● DATASET RECORDS:
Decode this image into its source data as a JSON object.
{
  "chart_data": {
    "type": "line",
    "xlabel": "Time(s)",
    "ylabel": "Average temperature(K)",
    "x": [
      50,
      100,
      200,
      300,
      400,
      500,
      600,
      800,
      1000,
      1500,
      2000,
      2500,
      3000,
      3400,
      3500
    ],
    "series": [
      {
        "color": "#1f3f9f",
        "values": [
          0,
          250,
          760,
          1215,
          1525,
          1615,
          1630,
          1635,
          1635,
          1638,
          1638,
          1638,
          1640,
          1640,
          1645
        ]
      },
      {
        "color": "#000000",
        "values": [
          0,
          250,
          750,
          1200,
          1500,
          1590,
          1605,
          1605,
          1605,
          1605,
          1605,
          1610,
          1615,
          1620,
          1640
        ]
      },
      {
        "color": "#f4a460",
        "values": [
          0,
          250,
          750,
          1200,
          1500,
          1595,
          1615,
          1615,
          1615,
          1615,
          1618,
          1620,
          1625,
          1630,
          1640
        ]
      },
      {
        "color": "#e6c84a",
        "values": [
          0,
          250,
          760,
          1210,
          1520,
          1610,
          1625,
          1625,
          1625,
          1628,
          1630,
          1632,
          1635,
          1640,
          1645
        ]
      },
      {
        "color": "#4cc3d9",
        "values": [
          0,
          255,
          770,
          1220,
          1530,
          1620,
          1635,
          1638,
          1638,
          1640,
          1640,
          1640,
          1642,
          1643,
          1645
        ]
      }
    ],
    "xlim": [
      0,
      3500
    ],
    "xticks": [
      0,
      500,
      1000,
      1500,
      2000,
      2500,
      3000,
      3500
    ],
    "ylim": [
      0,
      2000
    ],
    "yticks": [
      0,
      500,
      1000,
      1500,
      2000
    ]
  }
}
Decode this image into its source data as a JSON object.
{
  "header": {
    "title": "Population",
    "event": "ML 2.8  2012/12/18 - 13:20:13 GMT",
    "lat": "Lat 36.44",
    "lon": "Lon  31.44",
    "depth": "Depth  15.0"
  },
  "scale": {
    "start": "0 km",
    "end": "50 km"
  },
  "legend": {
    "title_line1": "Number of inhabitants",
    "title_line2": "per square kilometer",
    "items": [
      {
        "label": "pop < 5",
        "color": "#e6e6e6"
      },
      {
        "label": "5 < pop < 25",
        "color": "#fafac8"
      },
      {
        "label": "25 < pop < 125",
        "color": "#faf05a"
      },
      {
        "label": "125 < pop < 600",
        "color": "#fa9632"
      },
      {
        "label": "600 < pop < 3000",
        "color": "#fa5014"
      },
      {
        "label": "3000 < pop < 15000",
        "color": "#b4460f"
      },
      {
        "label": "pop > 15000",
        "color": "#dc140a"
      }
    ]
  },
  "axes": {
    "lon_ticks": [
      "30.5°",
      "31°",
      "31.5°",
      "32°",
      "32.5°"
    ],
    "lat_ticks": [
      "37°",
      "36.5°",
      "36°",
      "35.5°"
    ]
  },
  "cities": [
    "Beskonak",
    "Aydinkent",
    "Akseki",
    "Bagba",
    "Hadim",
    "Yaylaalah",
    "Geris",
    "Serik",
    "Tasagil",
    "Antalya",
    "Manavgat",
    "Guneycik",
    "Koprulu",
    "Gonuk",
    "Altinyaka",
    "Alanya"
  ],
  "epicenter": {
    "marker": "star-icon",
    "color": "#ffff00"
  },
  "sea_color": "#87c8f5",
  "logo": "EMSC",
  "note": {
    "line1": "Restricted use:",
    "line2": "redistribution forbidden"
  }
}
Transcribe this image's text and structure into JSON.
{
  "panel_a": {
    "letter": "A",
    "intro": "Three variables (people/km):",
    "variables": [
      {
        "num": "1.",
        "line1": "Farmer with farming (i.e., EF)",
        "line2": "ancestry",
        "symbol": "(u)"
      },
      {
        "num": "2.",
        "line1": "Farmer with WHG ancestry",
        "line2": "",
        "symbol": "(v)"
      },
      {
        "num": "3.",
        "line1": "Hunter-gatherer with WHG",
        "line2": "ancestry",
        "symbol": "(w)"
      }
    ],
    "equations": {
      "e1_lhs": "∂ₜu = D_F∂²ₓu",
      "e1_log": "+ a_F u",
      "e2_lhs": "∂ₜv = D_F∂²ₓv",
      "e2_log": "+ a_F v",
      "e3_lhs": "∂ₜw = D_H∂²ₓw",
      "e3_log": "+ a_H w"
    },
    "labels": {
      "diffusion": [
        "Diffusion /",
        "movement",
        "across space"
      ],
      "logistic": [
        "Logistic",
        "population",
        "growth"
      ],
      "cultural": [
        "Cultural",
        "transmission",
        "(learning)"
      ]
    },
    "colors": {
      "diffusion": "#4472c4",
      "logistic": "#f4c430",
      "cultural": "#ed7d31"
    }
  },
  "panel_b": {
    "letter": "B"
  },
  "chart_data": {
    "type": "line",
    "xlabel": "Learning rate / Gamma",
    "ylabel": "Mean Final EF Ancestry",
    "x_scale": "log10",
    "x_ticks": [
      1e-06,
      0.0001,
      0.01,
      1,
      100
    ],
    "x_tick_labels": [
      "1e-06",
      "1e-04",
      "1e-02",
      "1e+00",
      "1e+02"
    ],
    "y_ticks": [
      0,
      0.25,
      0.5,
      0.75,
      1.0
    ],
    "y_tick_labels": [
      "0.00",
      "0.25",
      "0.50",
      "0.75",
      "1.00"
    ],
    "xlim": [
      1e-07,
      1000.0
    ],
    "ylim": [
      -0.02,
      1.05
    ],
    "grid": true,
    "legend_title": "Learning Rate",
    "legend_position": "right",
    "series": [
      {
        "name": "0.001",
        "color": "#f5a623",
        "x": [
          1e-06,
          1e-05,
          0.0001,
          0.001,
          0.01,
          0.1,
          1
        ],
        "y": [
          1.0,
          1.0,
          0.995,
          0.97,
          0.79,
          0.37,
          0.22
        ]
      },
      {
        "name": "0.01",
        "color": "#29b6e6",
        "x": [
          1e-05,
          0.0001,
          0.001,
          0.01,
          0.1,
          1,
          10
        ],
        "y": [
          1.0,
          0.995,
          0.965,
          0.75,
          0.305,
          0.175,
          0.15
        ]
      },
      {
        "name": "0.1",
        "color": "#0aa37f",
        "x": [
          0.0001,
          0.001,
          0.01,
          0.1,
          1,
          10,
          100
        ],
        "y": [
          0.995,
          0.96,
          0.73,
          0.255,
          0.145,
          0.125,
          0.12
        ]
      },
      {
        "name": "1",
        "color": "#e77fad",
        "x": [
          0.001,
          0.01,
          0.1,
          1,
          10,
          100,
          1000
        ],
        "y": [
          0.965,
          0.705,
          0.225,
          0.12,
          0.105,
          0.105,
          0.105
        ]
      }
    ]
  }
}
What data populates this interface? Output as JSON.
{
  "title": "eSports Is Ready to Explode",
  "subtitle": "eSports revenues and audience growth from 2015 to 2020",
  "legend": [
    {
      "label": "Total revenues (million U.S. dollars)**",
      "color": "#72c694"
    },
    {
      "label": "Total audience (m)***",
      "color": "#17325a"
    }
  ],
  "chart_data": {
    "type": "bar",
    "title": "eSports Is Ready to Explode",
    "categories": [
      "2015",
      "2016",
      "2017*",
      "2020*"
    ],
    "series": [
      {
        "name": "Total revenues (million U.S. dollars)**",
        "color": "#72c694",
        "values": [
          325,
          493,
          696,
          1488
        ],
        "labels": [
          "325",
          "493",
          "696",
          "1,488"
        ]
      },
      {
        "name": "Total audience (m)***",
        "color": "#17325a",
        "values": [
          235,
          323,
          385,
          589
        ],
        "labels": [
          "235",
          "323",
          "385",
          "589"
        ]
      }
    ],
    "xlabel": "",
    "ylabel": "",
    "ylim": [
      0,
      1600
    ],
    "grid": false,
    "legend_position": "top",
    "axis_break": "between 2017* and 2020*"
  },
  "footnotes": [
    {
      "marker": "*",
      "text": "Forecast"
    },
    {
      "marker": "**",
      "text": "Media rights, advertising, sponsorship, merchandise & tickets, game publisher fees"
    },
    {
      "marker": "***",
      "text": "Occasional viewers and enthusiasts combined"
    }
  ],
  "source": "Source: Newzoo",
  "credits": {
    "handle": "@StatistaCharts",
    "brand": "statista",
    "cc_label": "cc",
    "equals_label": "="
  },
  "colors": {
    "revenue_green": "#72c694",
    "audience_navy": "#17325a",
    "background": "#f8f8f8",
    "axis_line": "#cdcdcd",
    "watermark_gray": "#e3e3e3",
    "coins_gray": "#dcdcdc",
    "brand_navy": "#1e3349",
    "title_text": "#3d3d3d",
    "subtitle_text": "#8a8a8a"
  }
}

● EXERCISE GOAL:
Going over the lines above, work out how many include "Total", then give only that number.

● FINISHED ANSWER:
4